**TASK GOAL:** Print the listing below verbatim, keeping every line unchanged and in its original order.

** START OF GIVEN DATA **

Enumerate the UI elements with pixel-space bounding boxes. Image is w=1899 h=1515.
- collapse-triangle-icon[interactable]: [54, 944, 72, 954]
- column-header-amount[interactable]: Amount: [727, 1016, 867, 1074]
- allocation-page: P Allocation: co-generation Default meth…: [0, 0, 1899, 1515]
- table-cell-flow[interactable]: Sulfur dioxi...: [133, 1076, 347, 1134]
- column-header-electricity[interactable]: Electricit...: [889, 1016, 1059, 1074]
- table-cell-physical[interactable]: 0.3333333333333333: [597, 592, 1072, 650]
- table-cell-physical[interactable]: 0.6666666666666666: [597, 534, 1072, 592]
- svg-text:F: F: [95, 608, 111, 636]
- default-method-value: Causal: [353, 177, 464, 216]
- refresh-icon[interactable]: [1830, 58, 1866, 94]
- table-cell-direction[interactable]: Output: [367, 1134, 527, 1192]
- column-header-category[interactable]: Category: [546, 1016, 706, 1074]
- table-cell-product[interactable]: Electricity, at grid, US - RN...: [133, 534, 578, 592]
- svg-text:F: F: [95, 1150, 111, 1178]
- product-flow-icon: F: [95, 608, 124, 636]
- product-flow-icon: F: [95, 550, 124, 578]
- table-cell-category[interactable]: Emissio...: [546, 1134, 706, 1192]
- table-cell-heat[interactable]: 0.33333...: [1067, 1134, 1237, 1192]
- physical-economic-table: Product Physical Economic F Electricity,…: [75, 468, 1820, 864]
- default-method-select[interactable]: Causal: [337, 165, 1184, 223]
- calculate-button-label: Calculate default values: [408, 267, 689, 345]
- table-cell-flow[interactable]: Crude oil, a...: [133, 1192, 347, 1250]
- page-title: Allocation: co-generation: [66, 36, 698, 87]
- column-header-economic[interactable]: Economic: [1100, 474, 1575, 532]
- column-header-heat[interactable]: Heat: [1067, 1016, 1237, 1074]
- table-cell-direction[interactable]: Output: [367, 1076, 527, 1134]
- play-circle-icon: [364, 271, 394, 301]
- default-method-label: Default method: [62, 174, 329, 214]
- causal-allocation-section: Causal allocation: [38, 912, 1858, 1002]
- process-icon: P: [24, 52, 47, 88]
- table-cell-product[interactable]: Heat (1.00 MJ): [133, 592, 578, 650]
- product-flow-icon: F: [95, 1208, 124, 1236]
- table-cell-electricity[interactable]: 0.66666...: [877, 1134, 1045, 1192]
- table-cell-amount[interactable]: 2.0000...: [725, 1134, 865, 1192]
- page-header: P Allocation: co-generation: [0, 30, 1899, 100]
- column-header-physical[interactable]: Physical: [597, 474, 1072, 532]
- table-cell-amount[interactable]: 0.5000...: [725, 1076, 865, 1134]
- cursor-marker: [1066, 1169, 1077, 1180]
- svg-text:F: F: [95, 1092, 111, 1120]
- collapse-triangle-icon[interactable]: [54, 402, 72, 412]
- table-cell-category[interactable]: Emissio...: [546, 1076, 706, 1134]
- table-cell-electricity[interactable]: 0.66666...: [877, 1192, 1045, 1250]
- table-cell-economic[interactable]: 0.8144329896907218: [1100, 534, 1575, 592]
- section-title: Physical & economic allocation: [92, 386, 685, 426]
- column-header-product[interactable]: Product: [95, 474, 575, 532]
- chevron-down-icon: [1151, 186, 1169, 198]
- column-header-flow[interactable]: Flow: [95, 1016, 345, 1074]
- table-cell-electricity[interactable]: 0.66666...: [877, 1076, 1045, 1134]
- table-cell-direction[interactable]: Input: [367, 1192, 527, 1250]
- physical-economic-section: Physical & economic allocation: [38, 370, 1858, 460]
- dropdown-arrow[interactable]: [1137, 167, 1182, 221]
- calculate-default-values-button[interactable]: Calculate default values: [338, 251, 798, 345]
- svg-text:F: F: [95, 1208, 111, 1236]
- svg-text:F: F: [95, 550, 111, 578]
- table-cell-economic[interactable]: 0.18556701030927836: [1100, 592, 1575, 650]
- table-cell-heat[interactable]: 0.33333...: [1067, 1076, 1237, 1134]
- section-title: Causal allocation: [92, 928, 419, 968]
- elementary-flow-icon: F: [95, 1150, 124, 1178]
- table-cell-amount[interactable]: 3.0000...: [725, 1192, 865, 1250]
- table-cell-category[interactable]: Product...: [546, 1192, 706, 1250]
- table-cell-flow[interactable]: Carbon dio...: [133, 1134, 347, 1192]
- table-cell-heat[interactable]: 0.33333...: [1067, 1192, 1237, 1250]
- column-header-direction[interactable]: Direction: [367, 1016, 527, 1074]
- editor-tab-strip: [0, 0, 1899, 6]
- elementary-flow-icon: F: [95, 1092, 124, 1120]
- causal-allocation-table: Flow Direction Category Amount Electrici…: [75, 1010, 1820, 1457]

** END OF GIVEN DATA **

**FULL RESPONSE:**
Enumerate the UI elements with pixel-space bounding boxes. Image is w=1899 h=1515.
- collapse-triangle-icon[interactable]: [54, 944, 72, 954]
- column-header-amount[interactable]: Amount: [727, 1016, 867, 1074]
- allocation-page: P Allocation: co-generation Default meth…: [0, 0, 1899, 1515]
- table-cell-flow[interactable]: Sulfur dioxi...: [133, 1076, 347, 1134]
- column-header-electricity[interactable]: Electricit...: [889, 1016, 1059, 1074]
- table-cell-physical[interactable]: 0.3333333333333333: [597, 592, 1072, 650]
- table-cell-physical[interactable]: 0.6666666666666666: [597, 534, 1072, 592]
- svg-text:F: F: [95, 608, 111, 636]
- default-method-value: Causal: [353, 177, 464, 216]
- refresh-icon[interactable]: [1830, 58, 1866, 94]
- table-cell-direction[interactable]: Output: [367, 1134, 527, 1192]
- column-header-category[interactable]: Category: [546, 1016, 706, 1074]
- table-cell-product[interactable]: Electricity, at grid, US - RN...: [133, 534, 578, 592]
- svg-text:F: F: [95, 1150, 111, 1178]
- product-flow-icon: F: [95, 608, 124, 636]
- product-flow-icon: F: [95, 550, 124, 578]
- table-cell-category[interactable]: Emissio...: [546, 1134, 706, 1192]
- table-cell-heat[interactable]: 0.33333...: [1067, 1134, 1237, 1192]
- physical-economic-table: Product Physical Economic F Electricity,…: [75, 468, 1820, 864]
- default-method-select[interactable]: Causal: [337, 165, 1184, 223]
- calculate-button-label: Calculate default values: [408, 267, 689, 345]
- table-cell-flow[interactable]: Crude oil, a...: [133, 1192, 347, 1250]
- page-title: Allocation: co-generation: [66, 36, 698, 87]
- column-header-economic[interactable]: Economic: [1100, 474, 1575, 532]
- column-header-heat[interactable]: Heat: [1067, 1016, 1237, 1074]
- table-cell-direction[interactable]: Output: [367, 1076, 527, 1134]
- play-circle-icon: [364, 271, 394, 301]
- default-method-label: Default method: [62, 174, 329, 214]
- causal-allocation-section: Causal allocation: [38, 912, 1858, 1002]
- process-icon: P: [24, 52, 47, 88]
- table-cell-product[interactable]: Heat (1.00 MJ): [133, 592, 578, 650]
- product-flow-icon: F: [95, 1208, 124, 1236]
- table-cell-electricity[interactable]: 0.66666...: [877, 1134, 1045, 1192]
- table-cell-amount[interactable]: 2.0000...: [725, 1134, 865, 1192]
- page-header: P Allocation: co-generation: [0, 30, 1899, 100]
- column-header-physical[interactable]: Physical: [597, 474, 1072, 532]
- table-cell-amount[interactable]: 0.5000...: [725, 1076, 865, 1134]
- cursor-marker: [1066, 1169, 1077, 1180]
- svg-text:F: F: [95, 1092, 111, 1120]
- collapse-triangle-icon[interactable]: [54, 402, 72, 412]
- table-cell-category[interactable]: Emissio...: [546, 1076, 706, 1134]
- table-cell-electricity[interactable]: 0.66666...: [877, 1192, 1045, 1250]
- table-cell-economic[interactable]: 0.8144329896907218: [1100, 534, 1575, 592]
- section-title: Physical & economic allocation: [92, 386, 685, 426]
- column-header-product[interactable]: Product: [95, 474, 575, 532]
- chevron-down-icon: [1151, 186, 1169, 198]
- column-header-flow[interactable]: Flow: [95, 1016, 345, 1074]
- table-cell-electricity[interactable]: 0.66666...: [877, 1076, 1045, 1134]
- table-cell-direction[interactable]: Input: [367, 1192, 527, 1250]
- physical-economic-section: Physical & economic allocation: [38, 370, 1858, 460]
- dropdown-arrow[interactable]: [1137, 167, 1182, 221]
- calculate-default-values-button[interactable]: Calculate default values: [338, 251, 798, 345]
- svg-text:F: F: [95, 1208, 111, 1236]
- svg-text:F: F: [95, 550, 111, 578]
- table-cell-economic[interactable]: 0.18556701030927836: [1100, 592, 1575, 650]
- table-cell-heat[interactable]: 0.33333...: [1067, 1076, 1237, 1134]
- section-title: Causal allocation: [92, 928, 419, 968]
- elementary-flow-icon: F: [95, 1150, 124, 1178]
- table-cell-amount[interactable]: 3.0000...: [725, 1192, 865, 1250]
- table-cell-category[interactable]: Product...: [546, 1192, 706, 1250]
- table-cell-flow[interactable]: Carbon dio...: [133, 1134, 347, 1192]
- table-cell-heat[interactable]: 0.33333...: [1067, 1192, 1237, 1250]
- column-header-direction[interactable]: Direction: [367, 1016, 527, 1074]
- editor-tab-strip: [0, 0, 1899, 6]
- elementary-flow-icon: F: [95, 1092, 124, 1120]
- causal-allocation-table: Flow Direction Category Amount Electrici…: [75, 1010, 1820, 1457]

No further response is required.